TASK OBJECTIVE: Repeat all of the data exactly. Leave nothing out.

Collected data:
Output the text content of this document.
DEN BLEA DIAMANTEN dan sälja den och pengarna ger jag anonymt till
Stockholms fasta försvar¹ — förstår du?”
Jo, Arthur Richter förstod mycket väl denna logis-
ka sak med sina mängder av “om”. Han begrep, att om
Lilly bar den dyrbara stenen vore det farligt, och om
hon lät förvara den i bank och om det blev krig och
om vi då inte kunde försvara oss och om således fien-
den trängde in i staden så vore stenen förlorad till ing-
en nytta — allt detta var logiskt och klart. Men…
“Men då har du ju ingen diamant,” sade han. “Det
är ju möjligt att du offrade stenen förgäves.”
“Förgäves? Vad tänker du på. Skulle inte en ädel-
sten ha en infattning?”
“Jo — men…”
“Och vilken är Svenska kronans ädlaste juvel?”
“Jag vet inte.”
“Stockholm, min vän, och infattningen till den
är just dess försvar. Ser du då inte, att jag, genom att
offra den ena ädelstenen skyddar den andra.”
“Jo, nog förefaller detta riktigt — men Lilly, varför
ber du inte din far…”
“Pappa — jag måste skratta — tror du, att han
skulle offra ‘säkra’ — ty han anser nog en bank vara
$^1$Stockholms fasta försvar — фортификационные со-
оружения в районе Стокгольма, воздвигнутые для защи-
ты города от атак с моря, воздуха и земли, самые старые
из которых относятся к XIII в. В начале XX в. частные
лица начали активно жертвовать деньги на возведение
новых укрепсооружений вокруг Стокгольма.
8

WRITTEN ANSWER:
Output the text content of this document.
DEN BLEA DIAMANTEN dan sälja den och pengarna ger jag anonymt till
Stockholms fasta försvar¹ — förstår du?”
Jo, Arthur Richter förstod mycket väl denna logis-
ka sak med sina mängder av “om”. Han begrep, att om
Lilly bar den dyrbara stenen vore det farligt, och om
hon lät förvara den i bank och om det blev krig och
om vi då inte kunde försvara oss och om således fien-
den trängde in i staden så vore stenen förlorad till ing-
en nytta — allt detta var logiskt och klart. Men…
“Men då har du ju ingen diamant,” sade han. “Det
är ju möjligt att du offrade stenen förgäves.”
“Förgäves? Vad tänker du på. Skulle inte en ädel-
sten ha en infattning?”
“Jo — men…”
“Och vilken är Svenska kronans ädlaste juvel?”
“Jag vet inte.”
“Stockholm, min vän, och infattningen till den
är just dess försvar. Ser du då inte, att jag, genom att
offra den ena ädelstenen skyddar den andra.”
“Jo, nog förefaller detta riktigt — men Lilly, varför
ber du inte din far…”
“Pappa — jag måste skratta — tror du, att han
skulle offra ‘säkra’ — ty han anser nog en bank vara
$^1$Stockholms fasta försvar — фортификационные со-
оружения в районе Стокгольма, воздвигнутые для защи-
ты города от атак с моря, воздуха и земли, самые старые
из которых относятся к XIII в. В начале XX в. частные
лица начали активно жертвовать деньги на возведение
новых укрепсооружений вокруг Стокгольма.
8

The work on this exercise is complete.